- _TEXT PROVIDED_:
CHAPTER 52 Otosclerosis
Epidemiology
Genetic, viral, and immunologic factors have been implicated in the etiology of otosclerosis. Studies of familial otosclerosis indicate autosomal dominant transmission with incomplete penetrance. Approximately 60% of patients with otosclerosis have a family history of the disease. Some research points to the measles virus as a possible etiologic agent, with clinical disease developing in those with a persistent measles virus infection and a hereditary predisposition. Other studies suggest that autoimmunity may play a role in the development of otosclerosis.
The disease is most common in the white population and rare in the black population. There is a female preponderance, with a female-to-male ratio of 2:1. It has been reported to be more rapidly progressive in females, and symptoms may worsen during pregnancy.

- _Data records_:
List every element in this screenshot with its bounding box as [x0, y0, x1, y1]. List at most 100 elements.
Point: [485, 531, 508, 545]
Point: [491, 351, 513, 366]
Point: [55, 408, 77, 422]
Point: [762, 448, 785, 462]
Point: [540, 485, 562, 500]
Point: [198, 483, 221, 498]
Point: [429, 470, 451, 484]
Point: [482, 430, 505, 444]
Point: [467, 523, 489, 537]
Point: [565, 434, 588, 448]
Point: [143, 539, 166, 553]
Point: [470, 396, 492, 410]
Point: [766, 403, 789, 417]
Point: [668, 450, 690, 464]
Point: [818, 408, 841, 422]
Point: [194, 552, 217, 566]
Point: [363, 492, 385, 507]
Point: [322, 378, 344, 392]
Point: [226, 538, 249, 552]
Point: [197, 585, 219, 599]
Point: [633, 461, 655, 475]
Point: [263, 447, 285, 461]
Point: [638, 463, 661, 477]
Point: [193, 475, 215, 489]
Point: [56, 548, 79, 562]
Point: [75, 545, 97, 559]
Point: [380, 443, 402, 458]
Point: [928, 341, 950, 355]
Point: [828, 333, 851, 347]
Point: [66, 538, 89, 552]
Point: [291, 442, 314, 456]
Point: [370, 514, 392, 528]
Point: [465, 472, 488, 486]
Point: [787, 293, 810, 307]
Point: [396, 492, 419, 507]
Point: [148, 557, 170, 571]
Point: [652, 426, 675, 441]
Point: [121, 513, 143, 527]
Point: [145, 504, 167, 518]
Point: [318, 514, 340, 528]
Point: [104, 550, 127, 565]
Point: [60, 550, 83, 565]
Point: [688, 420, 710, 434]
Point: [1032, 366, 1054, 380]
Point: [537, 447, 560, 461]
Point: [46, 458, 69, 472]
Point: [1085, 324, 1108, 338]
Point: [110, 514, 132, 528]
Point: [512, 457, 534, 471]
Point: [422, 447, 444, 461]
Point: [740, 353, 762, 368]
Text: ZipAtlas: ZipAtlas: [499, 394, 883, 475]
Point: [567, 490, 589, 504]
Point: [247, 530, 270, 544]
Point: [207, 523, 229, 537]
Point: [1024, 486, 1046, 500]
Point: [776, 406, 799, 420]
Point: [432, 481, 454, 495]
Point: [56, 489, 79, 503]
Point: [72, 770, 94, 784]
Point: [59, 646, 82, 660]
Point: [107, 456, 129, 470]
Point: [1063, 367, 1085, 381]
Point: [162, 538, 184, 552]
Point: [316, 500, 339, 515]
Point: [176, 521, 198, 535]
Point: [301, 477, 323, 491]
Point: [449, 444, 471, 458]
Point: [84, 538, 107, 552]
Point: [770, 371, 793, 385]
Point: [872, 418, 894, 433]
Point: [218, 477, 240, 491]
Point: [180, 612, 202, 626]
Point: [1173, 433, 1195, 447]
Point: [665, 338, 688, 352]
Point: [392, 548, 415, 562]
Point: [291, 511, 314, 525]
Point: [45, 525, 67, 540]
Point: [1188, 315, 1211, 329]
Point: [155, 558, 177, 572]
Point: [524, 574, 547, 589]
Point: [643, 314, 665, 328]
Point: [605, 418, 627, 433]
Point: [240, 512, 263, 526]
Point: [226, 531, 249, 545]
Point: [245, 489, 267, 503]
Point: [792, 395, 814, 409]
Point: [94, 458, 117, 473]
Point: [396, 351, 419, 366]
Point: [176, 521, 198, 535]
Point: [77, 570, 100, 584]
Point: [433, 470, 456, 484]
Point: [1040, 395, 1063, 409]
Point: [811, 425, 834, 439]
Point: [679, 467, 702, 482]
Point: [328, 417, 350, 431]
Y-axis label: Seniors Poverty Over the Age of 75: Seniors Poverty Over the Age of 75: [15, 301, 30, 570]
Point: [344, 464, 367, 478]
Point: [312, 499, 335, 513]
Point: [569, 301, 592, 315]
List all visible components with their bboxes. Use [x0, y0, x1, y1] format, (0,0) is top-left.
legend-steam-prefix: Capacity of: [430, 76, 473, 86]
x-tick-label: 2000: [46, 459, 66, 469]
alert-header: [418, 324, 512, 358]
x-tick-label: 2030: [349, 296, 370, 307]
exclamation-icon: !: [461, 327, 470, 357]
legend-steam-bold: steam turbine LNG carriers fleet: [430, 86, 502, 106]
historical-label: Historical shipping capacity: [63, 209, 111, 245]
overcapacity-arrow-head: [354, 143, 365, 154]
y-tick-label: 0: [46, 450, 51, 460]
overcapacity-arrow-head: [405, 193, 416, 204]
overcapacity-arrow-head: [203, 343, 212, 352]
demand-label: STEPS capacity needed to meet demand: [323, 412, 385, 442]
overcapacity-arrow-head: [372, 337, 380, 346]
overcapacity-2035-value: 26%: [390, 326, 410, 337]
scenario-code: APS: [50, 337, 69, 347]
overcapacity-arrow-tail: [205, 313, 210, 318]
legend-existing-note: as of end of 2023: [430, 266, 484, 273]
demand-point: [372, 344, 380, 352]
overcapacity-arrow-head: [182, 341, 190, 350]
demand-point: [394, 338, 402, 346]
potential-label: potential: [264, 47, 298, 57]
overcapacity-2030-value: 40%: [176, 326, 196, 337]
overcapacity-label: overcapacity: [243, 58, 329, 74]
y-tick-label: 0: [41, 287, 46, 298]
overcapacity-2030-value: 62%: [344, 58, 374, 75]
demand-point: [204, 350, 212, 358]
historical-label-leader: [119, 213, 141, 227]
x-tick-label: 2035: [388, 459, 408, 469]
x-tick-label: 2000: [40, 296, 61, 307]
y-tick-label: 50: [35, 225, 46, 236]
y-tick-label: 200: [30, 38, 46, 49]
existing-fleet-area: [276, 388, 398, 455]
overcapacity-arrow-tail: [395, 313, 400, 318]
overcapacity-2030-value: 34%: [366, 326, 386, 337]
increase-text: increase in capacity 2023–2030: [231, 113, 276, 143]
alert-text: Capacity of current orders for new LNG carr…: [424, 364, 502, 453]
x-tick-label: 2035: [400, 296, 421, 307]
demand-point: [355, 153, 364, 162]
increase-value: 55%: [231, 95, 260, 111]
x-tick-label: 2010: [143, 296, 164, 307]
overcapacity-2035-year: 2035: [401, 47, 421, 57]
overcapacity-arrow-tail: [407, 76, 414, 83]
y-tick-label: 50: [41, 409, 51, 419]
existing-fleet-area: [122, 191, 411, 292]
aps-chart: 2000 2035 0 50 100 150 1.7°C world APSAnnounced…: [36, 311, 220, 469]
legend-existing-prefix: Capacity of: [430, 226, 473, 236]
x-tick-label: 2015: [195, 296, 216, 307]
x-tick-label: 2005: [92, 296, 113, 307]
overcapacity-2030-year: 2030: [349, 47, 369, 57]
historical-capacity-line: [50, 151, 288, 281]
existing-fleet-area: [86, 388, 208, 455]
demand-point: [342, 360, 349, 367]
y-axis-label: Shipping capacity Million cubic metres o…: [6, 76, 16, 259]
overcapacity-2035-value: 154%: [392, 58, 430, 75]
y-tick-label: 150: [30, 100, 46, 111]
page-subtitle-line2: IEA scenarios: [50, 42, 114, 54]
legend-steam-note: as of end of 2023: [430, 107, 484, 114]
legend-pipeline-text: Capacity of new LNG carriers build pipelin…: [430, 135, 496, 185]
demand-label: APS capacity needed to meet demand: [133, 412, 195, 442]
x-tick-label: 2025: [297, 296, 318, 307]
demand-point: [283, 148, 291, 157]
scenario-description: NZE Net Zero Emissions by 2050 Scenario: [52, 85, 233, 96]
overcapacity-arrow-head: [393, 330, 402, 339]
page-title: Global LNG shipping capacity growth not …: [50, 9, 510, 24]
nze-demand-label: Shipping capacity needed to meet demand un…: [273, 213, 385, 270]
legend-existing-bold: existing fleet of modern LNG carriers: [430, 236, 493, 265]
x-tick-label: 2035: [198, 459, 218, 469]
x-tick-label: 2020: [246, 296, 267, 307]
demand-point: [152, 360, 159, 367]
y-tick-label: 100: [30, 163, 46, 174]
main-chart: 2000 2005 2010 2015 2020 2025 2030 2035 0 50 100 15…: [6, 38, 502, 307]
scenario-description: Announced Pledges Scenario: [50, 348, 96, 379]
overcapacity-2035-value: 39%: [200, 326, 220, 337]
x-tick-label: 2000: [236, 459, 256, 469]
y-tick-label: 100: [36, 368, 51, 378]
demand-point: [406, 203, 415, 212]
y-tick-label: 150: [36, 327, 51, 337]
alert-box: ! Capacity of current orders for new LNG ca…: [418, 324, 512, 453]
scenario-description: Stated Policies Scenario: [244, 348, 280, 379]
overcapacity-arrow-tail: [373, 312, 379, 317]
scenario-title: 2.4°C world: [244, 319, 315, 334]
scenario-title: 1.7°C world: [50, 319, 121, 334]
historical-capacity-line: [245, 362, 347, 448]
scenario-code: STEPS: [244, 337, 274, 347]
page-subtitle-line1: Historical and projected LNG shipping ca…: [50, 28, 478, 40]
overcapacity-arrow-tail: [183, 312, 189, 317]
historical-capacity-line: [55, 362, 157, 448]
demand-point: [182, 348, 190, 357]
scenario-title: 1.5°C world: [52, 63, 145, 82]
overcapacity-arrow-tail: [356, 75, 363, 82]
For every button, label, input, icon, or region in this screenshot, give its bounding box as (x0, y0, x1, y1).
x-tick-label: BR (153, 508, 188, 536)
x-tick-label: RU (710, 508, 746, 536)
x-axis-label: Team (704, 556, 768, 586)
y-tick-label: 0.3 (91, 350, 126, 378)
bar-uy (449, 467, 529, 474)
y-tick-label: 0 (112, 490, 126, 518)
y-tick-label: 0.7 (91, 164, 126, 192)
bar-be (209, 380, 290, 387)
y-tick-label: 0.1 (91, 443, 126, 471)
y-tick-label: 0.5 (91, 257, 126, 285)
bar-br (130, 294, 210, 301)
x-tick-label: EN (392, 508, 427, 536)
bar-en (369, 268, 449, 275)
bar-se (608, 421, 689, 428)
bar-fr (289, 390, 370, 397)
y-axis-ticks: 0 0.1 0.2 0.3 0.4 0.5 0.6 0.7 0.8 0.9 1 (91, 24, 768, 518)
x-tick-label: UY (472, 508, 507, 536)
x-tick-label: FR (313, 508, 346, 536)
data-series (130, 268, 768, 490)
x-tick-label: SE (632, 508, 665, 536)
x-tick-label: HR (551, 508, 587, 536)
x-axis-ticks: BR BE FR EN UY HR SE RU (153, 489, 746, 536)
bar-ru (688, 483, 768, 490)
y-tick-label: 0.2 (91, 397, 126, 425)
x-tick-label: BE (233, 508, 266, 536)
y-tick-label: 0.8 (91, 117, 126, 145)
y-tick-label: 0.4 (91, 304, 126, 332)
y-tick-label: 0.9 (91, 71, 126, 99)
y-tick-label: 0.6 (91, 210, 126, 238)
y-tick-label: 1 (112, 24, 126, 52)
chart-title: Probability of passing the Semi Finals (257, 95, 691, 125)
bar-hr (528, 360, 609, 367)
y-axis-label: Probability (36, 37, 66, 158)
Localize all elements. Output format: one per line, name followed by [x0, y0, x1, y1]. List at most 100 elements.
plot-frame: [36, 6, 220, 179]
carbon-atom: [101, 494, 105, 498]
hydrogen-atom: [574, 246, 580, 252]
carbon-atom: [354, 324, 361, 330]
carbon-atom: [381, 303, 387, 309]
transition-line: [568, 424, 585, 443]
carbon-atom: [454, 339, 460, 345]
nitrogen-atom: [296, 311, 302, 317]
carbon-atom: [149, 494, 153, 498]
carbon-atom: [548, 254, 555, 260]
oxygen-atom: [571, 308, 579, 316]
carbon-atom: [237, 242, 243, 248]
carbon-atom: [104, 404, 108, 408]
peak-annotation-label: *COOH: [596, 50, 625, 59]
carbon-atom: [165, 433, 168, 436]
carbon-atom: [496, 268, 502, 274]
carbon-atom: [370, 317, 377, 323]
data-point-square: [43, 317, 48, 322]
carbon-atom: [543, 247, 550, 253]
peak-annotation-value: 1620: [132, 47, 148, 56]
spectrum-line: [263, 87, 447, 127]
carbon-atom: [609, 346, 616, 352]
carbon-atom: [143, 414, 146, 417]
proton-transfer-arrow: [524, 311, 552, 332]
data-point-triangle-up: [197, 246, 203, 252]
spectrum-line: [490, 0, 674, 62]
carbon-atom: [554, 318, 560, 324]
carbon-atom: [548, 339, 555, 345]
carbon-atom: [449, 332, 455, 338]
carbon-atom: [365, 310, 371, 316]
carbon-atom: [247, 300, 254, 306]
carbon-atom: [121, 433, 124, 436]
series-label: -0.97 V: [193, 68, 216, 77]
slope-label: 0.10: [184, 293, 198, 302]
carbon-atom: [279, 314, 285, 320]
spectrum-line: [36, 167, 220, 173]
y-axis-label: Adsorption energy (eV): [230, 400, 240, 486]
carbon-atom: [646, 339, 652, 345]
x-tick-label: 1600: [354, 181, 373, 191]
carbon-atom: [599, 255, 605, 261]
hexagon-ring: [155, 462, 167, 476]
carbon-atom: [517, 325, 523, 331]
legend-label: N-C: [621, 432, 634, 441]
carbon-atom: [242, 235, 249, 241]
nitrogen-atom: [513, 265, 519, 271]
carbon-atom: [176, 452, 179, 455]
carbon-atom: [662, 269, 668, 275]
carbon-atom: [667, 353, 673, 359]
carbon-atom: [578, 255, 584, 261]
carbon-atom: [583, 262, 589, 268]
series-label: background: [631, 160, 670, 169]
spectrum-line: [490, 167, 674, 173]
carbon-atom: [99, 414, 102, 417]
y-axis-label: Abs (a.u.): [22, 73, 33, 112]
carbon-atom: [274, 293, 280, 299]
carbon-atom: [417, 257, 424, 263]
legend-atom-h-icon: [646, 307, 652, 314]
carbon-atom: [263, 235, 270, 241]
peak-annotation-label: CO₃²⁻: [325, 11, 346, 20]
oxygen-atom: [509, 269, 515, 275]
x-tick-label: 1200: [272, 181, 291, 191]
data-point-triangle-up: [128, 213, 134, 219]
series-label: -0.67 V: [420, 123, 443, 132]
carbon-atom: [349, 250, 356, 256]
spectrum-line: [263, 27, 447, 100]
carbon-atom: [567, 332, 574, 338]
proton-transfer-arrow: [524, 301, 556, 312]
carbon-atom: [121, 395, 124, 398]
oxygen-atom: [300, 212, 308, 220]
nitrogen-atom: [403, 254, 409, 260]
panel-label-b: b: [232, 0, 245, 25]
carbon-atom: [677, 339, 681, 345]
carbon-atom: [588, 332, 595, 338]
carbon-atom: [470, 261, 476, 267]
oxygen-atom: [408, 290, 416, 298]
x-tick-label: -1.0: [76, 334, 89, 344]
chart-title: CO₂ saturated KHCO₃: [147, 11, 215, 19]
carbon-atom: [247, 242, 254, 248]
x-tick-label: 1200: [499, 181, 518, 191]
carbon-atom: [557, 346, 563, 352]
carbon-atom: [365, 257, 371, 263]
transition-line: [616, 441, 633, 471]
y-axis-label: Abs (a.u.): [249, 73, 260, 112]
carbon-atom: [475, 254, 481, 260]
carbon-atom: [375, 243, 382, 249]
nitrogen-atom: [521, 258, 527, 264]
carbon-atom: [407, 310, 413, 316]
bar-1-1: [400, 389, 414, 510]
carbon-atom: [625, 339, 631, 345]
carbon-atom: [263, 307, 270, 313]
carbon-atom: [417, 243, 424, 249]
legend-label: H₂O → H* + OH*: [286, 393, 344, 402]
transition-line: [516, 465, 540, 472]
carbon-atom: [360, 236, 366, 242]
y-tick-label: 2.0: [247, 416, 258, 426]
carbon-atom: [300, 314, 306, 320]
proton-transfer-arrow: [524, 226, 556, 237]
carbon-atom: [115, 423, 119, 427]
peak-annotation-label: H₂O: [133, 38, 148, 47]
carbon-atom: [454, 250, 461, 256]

- _EXERCISES TO COMPLETE_:
a. In the otosclerosis chapter, what is the female-to-male ratio for the disease?
b. Repeat the stretch of the otosclerosis chapter from "CHAPTER 52 Otosclerosis" through "development of otosclerosis.".
c. Write the next part of the otosclerosis chapter, picking up after its final sentence.
The data records are separate material from the otosclerosis chapter.

- _YOUR RESPONSES_:
a. 2:1

b.
CHAPTER 52 Otosclerosis
Epidemiology
Genetic, viral, and immunologic factors have been implicated in the etiology of otosclerosis. Studies of familial otosclerosis indicate autosomal dominant transmission with incomplete penetrance. Approximately 60% of patients with otosclerosis have a family history of the disease. Some research points to the measles virus as a possible etiologic agent, with clinical disease developing in those with a persistent measles virus infection and a hereditary predisposition. Other studies suggest that autoimmunity may play a role in the development of otosclerosis.

c.
Clinical Features
Progressive hearing loss, conductive, mixed, or sensorineural, over the course of many years is the primary clinical symptom. Eighty percent of cases are bilateral with onset of hearing loss occurring at ages 15to 45 years. With fenestral otosclerosis, hearing loss is generally conductive, with the otosclerotic plaque impinging of the anterior crus of the stapes, resulting in mechanical stiffness and ultimately fixation. Cochlear otosclerosis usually occurs in conjunction with fenestral disease, and the hearing loss is usually mixed. Rarely, patients may have isolated cochlear otosclerosis and a purely sensorineural hearing loss. Up to 75% of patients may have tinnitus and 25% vestibular symptoms. Otoscopic examination typically reveals a normal tympanic membrane, although 10% of patients may have a reddish hue behind the tympanic membrane, termed Schwartze sign. This sign is related to increased vascularity of the otic capsule in active cochlear otosclerosis.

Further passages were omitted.